GIVEN INSTRUCTION: Look through the data below and return each line where "tools" appears.

INFORMATION PROVIDED:
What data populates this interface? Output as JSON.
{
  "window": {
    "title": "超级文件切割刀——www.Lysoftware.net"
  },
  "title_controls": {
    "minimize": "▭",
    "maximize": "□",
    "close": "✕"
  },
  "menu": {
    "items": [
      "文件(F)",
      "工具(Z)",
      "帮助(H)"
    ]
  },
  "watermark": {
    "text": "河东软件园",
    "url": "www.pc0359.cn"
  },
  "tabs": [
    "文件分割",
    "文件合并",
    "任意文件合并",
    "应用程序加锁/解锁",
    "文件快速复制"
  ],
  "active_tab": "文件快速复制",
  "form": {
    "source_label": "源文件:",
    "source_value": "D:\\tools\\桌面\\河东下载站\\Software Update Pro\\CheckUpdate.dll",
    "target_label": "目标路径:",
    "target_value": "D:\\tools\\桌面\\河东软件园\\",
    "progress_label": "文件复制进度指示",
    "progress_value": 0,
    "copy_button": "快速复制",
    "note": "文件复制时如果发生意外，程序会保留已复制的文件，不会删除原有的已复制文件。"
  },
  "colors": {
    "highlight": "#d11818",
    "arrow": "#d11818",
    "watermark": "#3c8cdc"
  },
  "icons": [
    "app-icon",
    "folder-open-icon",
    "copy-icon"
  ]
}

OUTPUT FOR THIS TASK:
    "source_value": "D:\\tools\\桌面\\河东下载站\\Software Update Pro\\CheckUpdate.dll",
    "target_value": "D:\\tools\\桌面\\河东软件园\\",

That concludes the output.